YOUR INSTRUCTIONS → Here are some records; quote them exactly, leaving out the pictures.
___ PROVIDED RECORDS ___
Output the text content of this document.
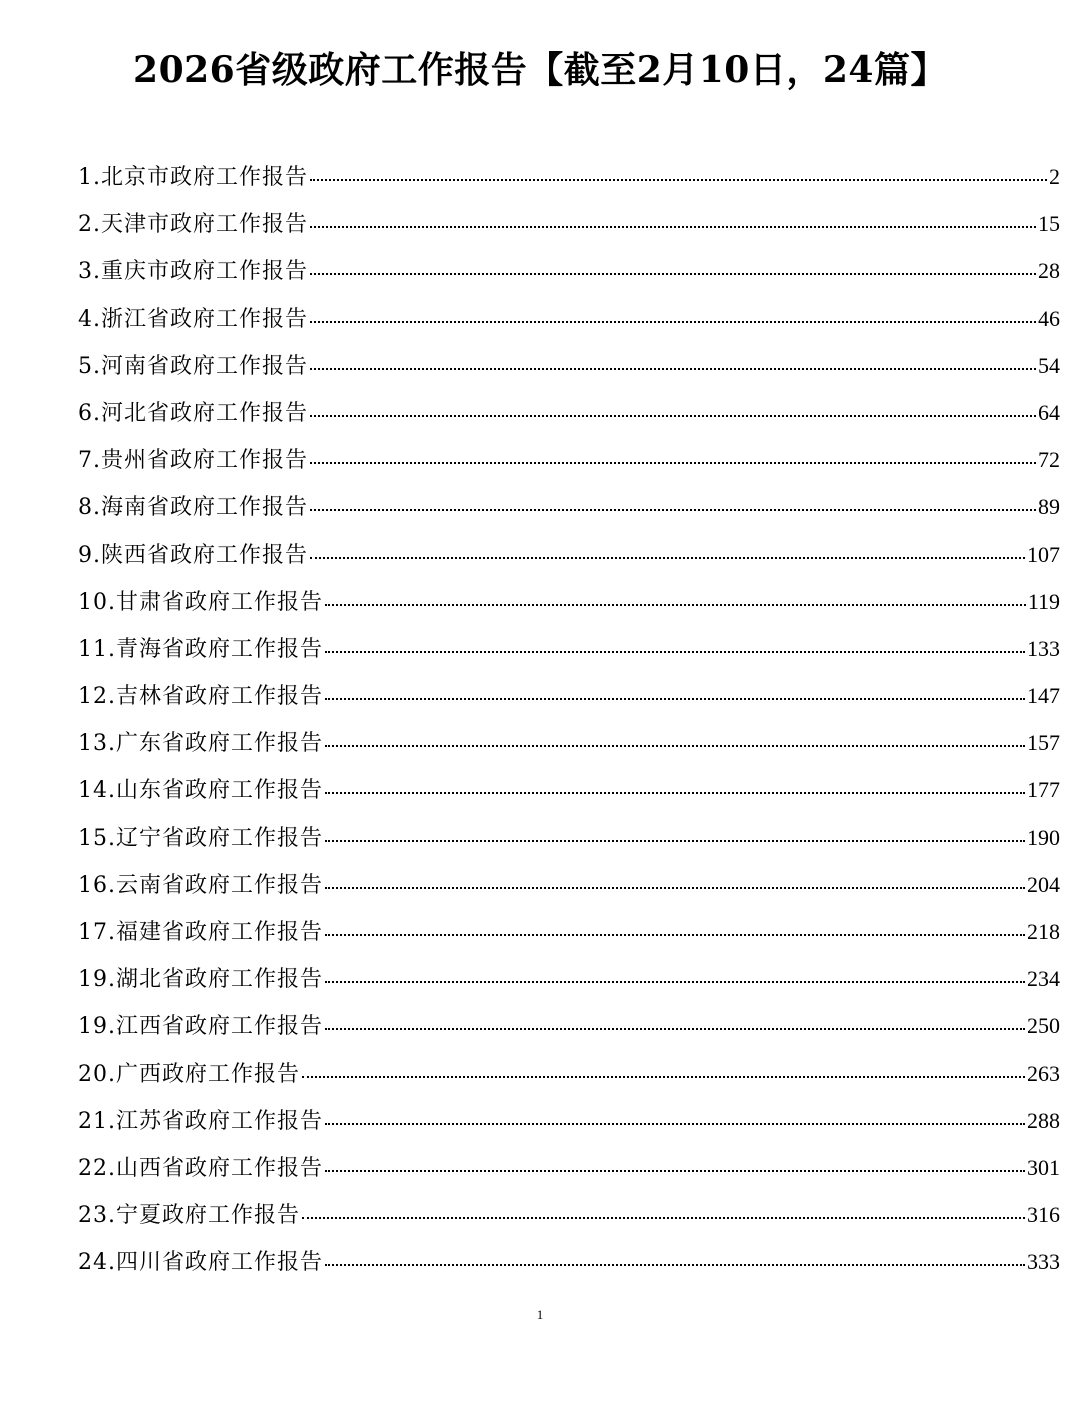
2026省级政府工作报告【截至2月10日，24篇】
1.北京市政府工作报告	2
2.天津市政府工作报告	15
3.重庆市政府工作报告	28
4.浙江省政府工作报告	46
5.河南省政府工作报告	54
6.河北省政府工作报告	64
7.贵州省政府工作报告	72
8.海南省政府工作报告	89
9.陕西省政府工作报告	107
10.甘肃省政府工作报告	119
11.青海省政府工作报告	133
12.吉林省政府工作报告	147
13.广东省政府工作报告	157
14.山东省政府工作报告	177
15.辽宁省政府工作报告	190
16.云南省政府工作报告	204
17.福建省政府工作报告	218
19.湖北省政府工作报告	234
19.江西省政府工作报告	250
20.广西政府工作报告	263
21.江苏省政府工作报告	288
22.山西省政府工作报告	301
23.宁夏政府工作报告	316
24.四川省政府工作报告	333
1
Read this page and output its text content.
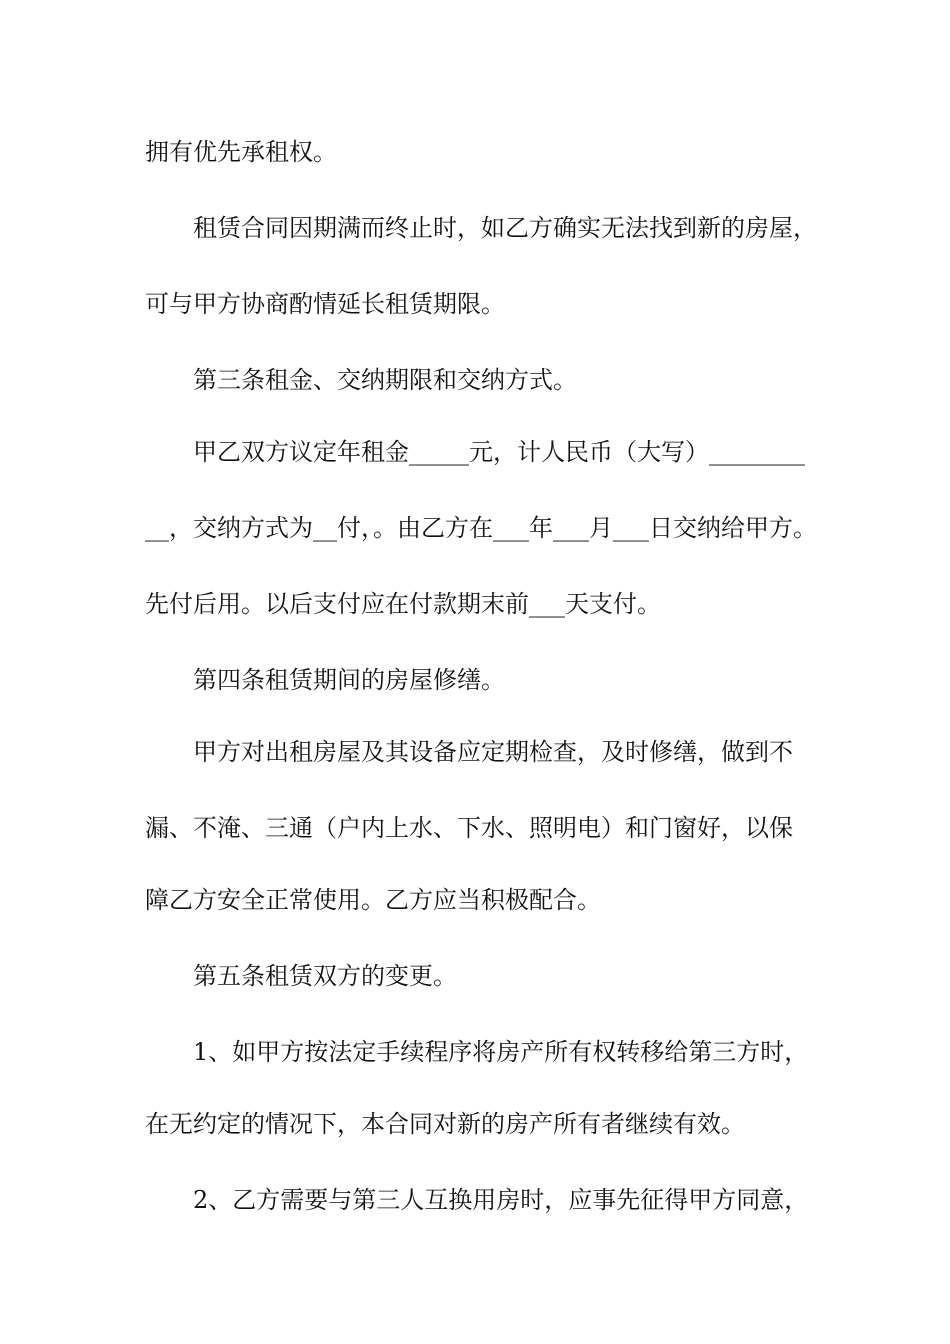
拥有优先承租权。
租赁合同因期满而终止时，如乙方确实无法找到新的房屋，
可与甲方协商酌情延长租赁期限。
第三条租金、交纳期限和交纳方式。
甲乙双方议定年租金_____元，计人民币（大写）________
__，交纳方式为__付，。由乙方在___年___月___日交纳给甲方。
先付后用。以后支付应在付款期末前___天支付。
第四条租赁期间的房屋修缮。
甲方对出租房屋及其设备应定期检查，及时修缮，做到不
漏、不淹、三通（户内上水、下水、照明电）和门窗好，以保
障乙方安全正常使用。乙方应当积极配合。
第五条租赁双方的变更。
1、如甲方按法定手续程序将房产所有权转移给第三方时，
在无约定的情况下，本合同对新的房产所有者继续有效。
2、乙方需要与第三人互换用房时，应事先征得甲方同意，
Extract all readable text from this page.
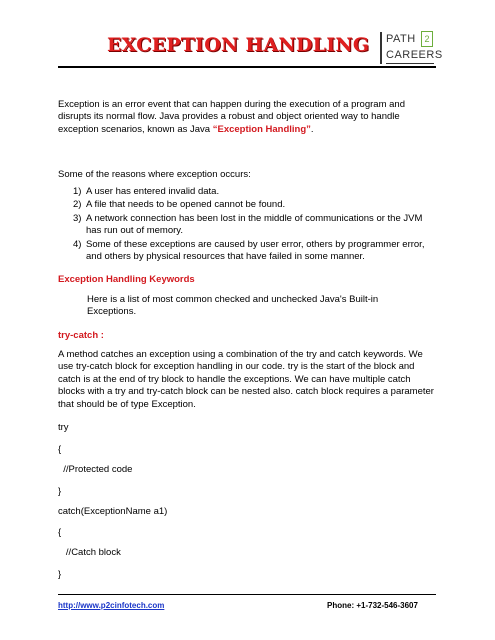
EXCEPTION HANDLING PATH 2
CAREERS
Exception is an error event that can happen during the execution of a program and disrupts its normal flow. Java provides a robust and object oriented way to handle exception scenarios, known as Java “Exception Handling”.
Some of the reasons where exception occurs:
1) A user has entered invalid data.
2) A file that needs to be opened cannot be found.
3) A network connection has been lost in the middle of communications or the JVM has run out of memory.
4) Some of these exceptions are caused by user error, others by programmer error, and others by physical resources that have failed in some manner.
Exception Handling Keywords
Here is a list of most common checked and unchecked Java's Built-in Exceptions.
try-catch :
A method catches an exception using a combination of the try and catch keywords. We use try-catch block for exception handling in our code. try is the start of the block and catch is at the end of try block to handle the exceptions. We can have multiple catch blocks with a try and try-catch block can be nested also. catch block requires a parameter that should be of type Exception.
try
{
//Protected code
}
catch(ExceptionName a1)
{
//Catch block
}
http://www.p2cinfotech.com	Phone: +1-732-546-3607
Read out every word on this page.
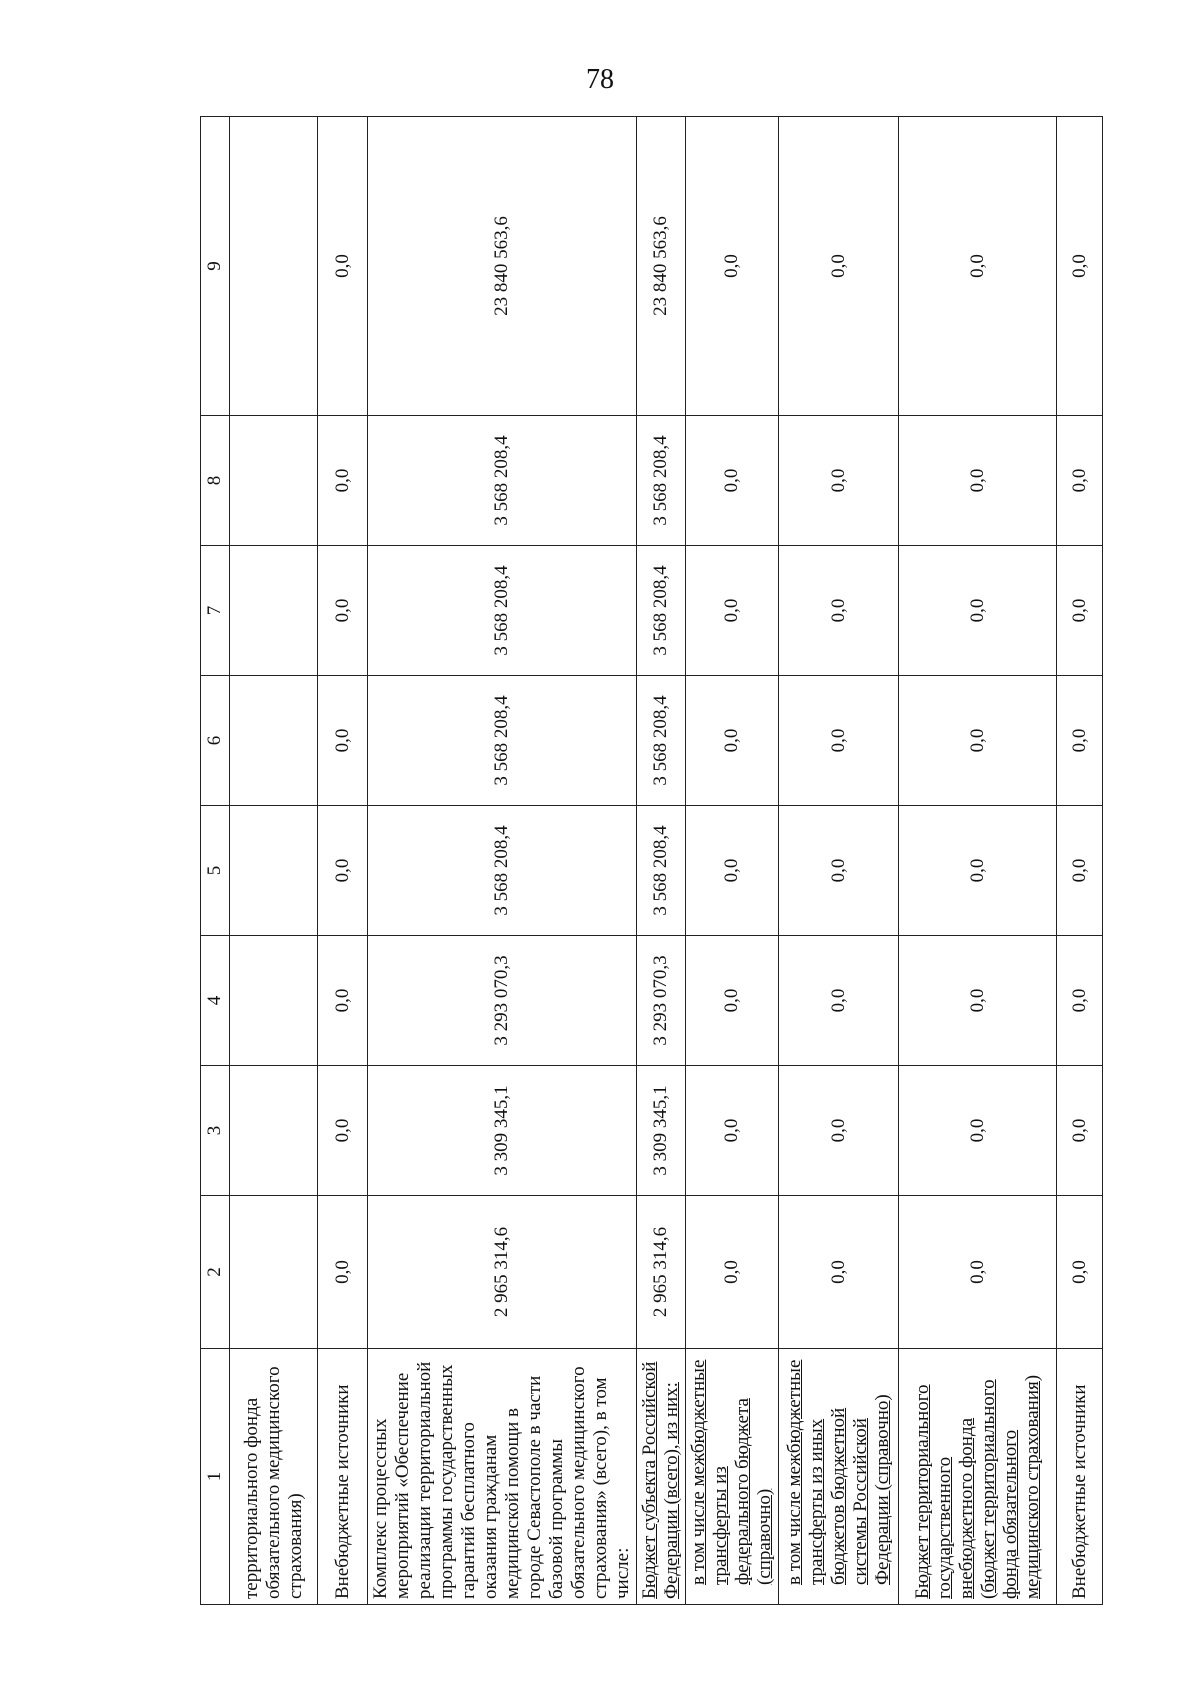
78
1	2	3	4	5	6	7	8	9
территориального фонда обязательного медицинского страхования)								
Внебюджетные источники	0,0	0,0	0,0	0,0	0,0	0,0	0,0	0,0
Комплекс процессных мероприятий «Обеспечение реализации территориальной программы государственных гарантий бесплатного оказания гражданам медицинской помощи в городе Севастополе в части базовой программы обязательного медицинского страхования» (всего), в том числе:	2 965 314,6	3 309 345,1	3 293 070,3	3 568 208,4	3 568 208,4	3 568 208,4	3 568 208,4	23 840 563,6
Бюджет субъекта Российской Федерации (всего), из них:	2 965 314,6	3 309 345,1	3 293 070,3	3 568 208,4	3 568 208,4	3 568 208,4	3 568 208,4	23 840 563,6

в том числе межбюджетные трансферты из федерального бюджета (справочно)	0,0	0,0	0,0	0,0	0,0	0,0	0,0	0,0

в том числе межбюджетные трансферты из иных бюджетов бюджетной системы Российской Федерации (справочно)	0,0	0,0	0,0	0,0	0,0	0,0	0,0	0,0
Бюджет территориального государственного внебюджетного фонда (бюджет территориального фонда обязательного медицинского страхования)	0,0	0,0	0,0	0,0	0,0	0,0	0,0	0,0
Внебюджетные источники	0,0	0,0	0,0	0,0	0,0	0,0	0,0	0,0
___
OUTPUT →
Output the text content of this document.
2026省级政府工作报告【截至2月10日，24篇】
1.北京市政府工作报告	2
2.天津市政府工作报告	15
3.重庆市政府工作报告	28
4.浙江省政府工作报告	46
5.河南省政府工作报告	54
6.河北省政府工作报告	64
7.贵州省政府工作报告	72
8.海南省政府工作报告	89
9.陕西省政府工作报告	107
10.甘肃省政府工作报告	119
11.青海省政府工作报告	133
12.吉林省政府工作报告	147
13.广东省政府工作报告	157
14.山东省政府工作报告	177
15.辽宁省政府工作报告	190
16.云南省政府工作报告	204
17.福建省政府工作报告	218
19.湖北省政府工作报告	234
19.江西省政府工作报告	250
20.广西政府工作报告	263
21.江苏省政府工作报告	288
22.山西省政府工作报告	301
23.宁夏政府工作报告	316
24.四川省政府工作报告	333
1
Read this page and output its text content.
拥有优先承租权。
租赁合同因期满而终止时，如乙方确实无法找到新的房屋，
可与甲方协商酌情延长租赁期限。
第三条租金、交纳期限和交纳方式。
甲乙双方议定年租金_____元，计人民币（大写）________
__，交纳方式为__付，。由乙方在___年___月___日交纳给甲方。
先付后用。以后支付应在付款期末前___天支付。
第四条租赁期间的房屋修缮。
甲方对出租房屋及其设备应定期检查，及时修缮，做到不
漏、不淹、三通（户内上水、下水、照明电）和门窗好，以保
障乙方安全正常使用。乙方应当积极配合。
第五条租赁双方的变更。
1、如甲方按法定手续程序将房产所有权转移给第三方时，
在无约定的情况下，本合同对新的房产所有者继续有效。
2、乙方需要与第三人互换用房时，应事先征得甲方同意，
Extract all readable text from this page.
EXCEPTION HANDLING PATH 2
CAREERS
Exception is an error event that can happen during the execution of a program and disrupts its normal flow. Java provides a robust and object oriented way to handle exception scenarios, known as Java “Exception Handling”.
Some of the reasons where exception occurs:
1) A user has entered invalid data.
2) A file that needs to be opened cannot be found.
3) A network connection has been lost in the middle of communications or the JVM has run out of memory.
4) Some of these exceptions are caused by user error, others by programmer error, and others by physical resources that have failed in some manner.
Exception Handling Keywords
Here is a list of most common checked and unchecked Java's Built-in Exceptions.
try-catch :
A method catches an exception using a combination of the try and catch keywords. We use try-catch block for exception handling in our code. try is the start of the block and catch is at the end of try block to handle the exceptions. We can have multiple catch blocks with a try and try-catch block can be nested also. catch block requires a parameter that should be of type Exception.
try
{
//Protected code
}
catch(ExceptionName a1)
{
//Catch block
}
http://www.p2cinfotech.com	Phone: +1-732-546-3607
Read out every word on this page.
78
1	2	3	4	5	6	7	8	9
территориального фонда обязательного медицинского страхования)								
Внебюджетные источники	0,0	0,0	0,0	0,0	0,0	0,0	0,0	0,0
Комплекс процессных мероприятий «Обеспечение реализации территориальной программы государственных гарантий бесплатного оказания гражданам медицинской помощи в городе Севастополе в части базовой программы обязательного медицинского страхования» (всего), в том числе:	2 965 314,6	3 309 345,1	3 293 070,3	3 568 208,4	3 568 208,4	3 568 208,4	3 568 208,4	23 840 563,6
Бюджет субъекта Российской Федерации (всего), из них:	2 965 314,6	3 309 345,1	3 293 070,3	3 568 208,4	3 568 208,4	3 568 208,4	3 568 208,4	23 840 563,6

в том числе межбюджетные трансферты из федерального бюджета (справочно)	0,0	0,0	0,0	0,0	0,0	0,0	0,0	0,0

в том числе межбюджетные трансферты из иных бюджетов бюджетной системы Российской Федерации (справочно)	0,0	0,0	0,0	0,0	0,0	0,0	0,0	0,0
Бюджет территориального государственного внебюджетного фонда (бюджет территориального фонда обязательного медицинского страхования)	0,0	0,0	0,0	0,0	0,0	0,0	0,0	0,0
Внебюджетные источники	0,0	0,0	0,0	0,0	0,0	0,0	0,0	0,0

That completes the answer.